### WHAT YOU HAVE TO DO
Copy out every line containing the word "with".

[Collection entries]
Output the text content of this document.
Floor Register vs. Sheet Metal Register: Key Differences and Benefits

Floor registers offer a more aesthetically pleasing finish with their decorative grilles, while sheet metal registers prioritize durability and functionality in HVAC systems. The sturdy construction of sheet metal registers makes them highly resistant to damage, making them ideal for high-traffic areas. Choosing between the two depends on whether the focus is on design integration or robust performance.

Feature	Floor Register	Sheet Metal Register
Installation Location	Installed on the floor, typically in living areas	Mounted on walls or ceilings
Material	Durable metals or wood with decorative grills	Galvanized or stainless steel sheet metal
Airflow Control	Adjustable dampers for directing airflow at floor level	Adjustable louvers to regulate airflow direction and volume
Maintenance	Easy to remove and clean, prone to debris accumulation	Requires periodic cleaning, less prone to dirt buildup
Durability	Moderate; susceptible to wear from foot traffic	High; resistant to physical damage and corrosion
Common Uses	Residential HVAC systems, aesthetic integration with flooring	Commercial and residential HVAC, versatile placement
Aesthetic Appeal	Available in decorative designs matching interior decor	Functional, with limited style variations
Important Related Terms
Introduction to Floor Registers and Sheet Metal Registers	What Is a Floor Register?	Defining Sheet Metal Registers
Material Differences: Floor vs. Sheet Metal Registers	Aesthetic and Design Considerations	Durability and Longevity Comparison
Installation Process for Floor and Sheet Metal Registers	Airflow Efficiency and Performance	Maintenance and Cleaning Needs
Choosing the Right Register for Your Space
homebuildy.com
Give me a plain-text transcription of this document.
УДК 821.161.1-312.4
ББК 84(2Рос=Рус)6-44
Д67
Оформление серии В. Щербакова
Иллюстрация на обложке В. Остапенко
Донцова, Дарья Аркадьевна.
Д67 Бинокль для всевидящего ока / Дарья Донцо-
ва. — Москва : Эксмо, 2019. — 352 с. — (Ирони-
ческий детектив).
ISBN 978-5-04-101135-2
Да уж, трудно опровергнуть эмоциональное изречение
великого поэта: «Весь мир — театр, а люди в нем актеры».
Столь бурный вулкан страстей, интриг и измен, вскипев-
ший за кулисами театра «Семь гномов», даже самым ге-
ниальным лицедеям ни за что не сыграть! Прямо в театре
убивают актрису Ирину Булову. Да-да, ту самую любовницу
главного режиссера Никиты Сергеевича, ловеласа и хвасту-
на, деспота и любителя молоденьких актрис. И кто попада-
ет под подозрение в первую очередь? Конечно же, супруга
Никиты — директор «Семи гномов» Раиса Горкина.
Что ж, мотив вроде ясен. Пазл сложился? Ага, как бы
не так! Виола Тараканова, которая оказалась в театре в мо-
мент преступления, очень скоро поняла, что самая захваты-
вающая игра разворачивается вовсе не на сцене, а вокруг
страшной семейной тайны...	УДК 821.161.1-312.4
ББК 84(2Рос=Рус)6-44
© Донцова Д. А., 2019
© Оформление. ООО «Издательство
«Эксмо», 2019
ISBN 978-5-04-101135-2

### WRITTEN SOLUTION
Floor registers offer a more aesthetically pleasing finish with their decorative grilles, while sheet metal registers prioritize durability and functionality in HVAC systems. The sturdy construction of sheet metal registers makes them highly resistant to damage, making them ideal for high-traffic areas. Choosing between the two depends on whether the focus is on design integration or robust performance.
Material	Durable metals or wood with decorative grills	Galvanized or stainless steel sheet metal
Common Uses	Residential HVAC systems, aesthetic integration with flooring	Commercial and residential HVAC, versatile placement
Aesthetic Appeal	Available in decorative designs matching interior decor	Functional, with limited style variations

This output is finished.